## Task to complete
Repeat the records in full and exactly, omitting pictures.

Dataset records

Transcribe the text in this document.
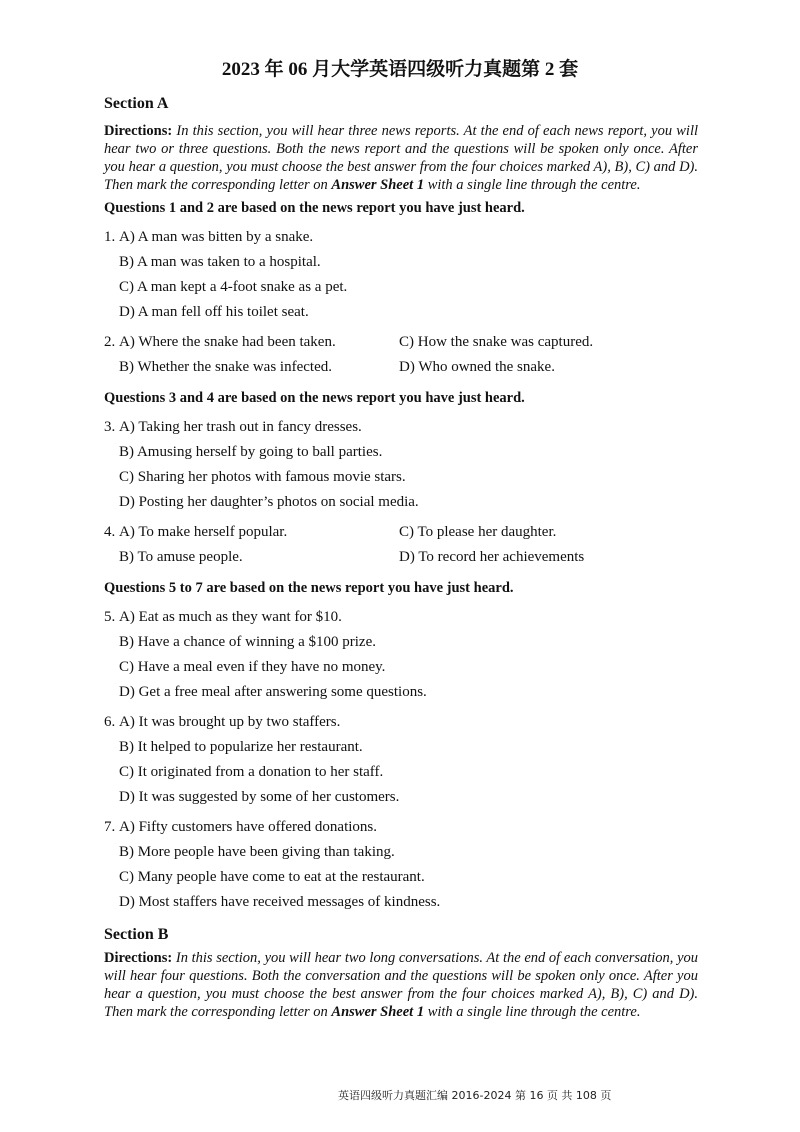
2023 年 06 月大学英语四级听力真题第 2 套
Section A
Directions: In this section, you will hear three news reports. At the end of each news report, you will hear two or three questions. Both the news report and the questions will be spoken only once. After you hear a question, you must choose the best answer from the four choices marked A), B), C) and D). Then mark the corresponding letter on Answer Sheet 1 with a single line through the centre.
Questions 1 and 2 are based on the news report you have just heard.
1. A) A man was bitten by a snake.
B) A man was taken to a hospital.
C) A man kept a 4-foot snake as a pet.
D) A man fell off his toilet seat.
2. A) Where the snake had been taken.	C) How the snake was captured.
B) Whether the snake was infected.	D) Who owned the snake.
Questions 3 and 4 are based on the news report you have just heard.
3. A) Taking her trash out in fancy dresses.
B) Amusing herself by going to ball parties.
C) Sharing her photos with famous movie stars.
D) Posting her daughter’s photos on social media.
4. A) To make herself popular.	C) To please her daughter.
B) To amuse people.	D) To record her achievements
Questions 5 to 7 are based on the news report you have just heard.
5. A) Eat as much as they want for $10.
B) Have a chance of winning a $100 prize.
C) Have a meal even if they have no money.
D) Get a free meal after answering some questions.
6. A) It was brought up by two staffers.
B) It helped to popularize her restaurant.
C) It originated from a donation to her staff.
D) It was suggested by some of her customers.
7. A) Fifty customers have offered donations.
B) More people have been giving than taking.
C) Many people have come to eat at the restaurant.
D) Most staffers have received messages of kindness.
Section B
Directions: In this section, you will hear two long conversations. At the end of each conversation, you will hear four questions. Both the conversation and the questions will be spoken only once. After you hear a question, you must choose the best answer from the four choices marked A), B), C) and D). Then mark the corresponding letter on Answer Sheet 1 with a single line through the centre.
英语四级听力真题汇编 2016-2024 第 16 页 共 108 页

## Finished answer
Transcribe the text in this document.
2023 年 06 月大学英语四级听力真题第 2 套
Section A
Directions: In this section, you will hear three news reports. At the end of each news report, you will hear two or three questions. Both the news report and the questions will be spoken only once. After you hear a question, you must choose the best answer from the four choices marked A), B), C) and D). Then mark the corresponding letter on Answer Sheet 1 with a single line through the centre.
Questions 1 and 2 are based on the news report you have just heard.
1. A) A man was bitten by a snake.
B) A man was taken to a hospital.
C) A man kept a 4-foot snake as a pet.
D) A man fell off his toilet seat.
2. A) Where the snake had been taken.	C) How the snake was captured.
B) Whether the snake was infected.	D) Who owned the snake.
Questions 3 and 4 are based on the news report you have just heard.
3. A) Taking her trash out in fancy dresses.
B) Amusing herself by going to ball parties.
C) Sharing her photos with famous movie stars.
D) Posting her daughter’s photos on social media.
4. A) To make herself popular.	C) To please her daughter.
B) To amuse people.	D) To record her achievements
Questions 5 to 7 are based on the news report you have just heard.
5. A) Eat as much as they want for $10.
B) Have a chance of winning a $100 prize.
C) Have a meal even if they have no money.
D) Get a free meal after answering some questions.
6. A) It was brought up by two staffers.
B) It helped to popularize her restaurant.
C) It originated from a donation to her staff.
D) It was suggested by some of her customers.
7. A) Fifty customers have offered donations.
B) More people have been giving than taking.
C) Many people have come to eat at the restaurant.
D) Most staffers have received messages of kindness.
Section B
Directions: In this section, you will hear two long conversations. At the end of each conversation, you will hear four questions. Both the conversation and the questions will be spoken only once. After you hear a question, you must choose the best answer from the four choices marked A), B), C) and D). Then mark the corresponding letter on Answer Sheet 1 with a single line through the centre.
英语四级听力真题汇编 2016-2024 第 16 页 共 108 页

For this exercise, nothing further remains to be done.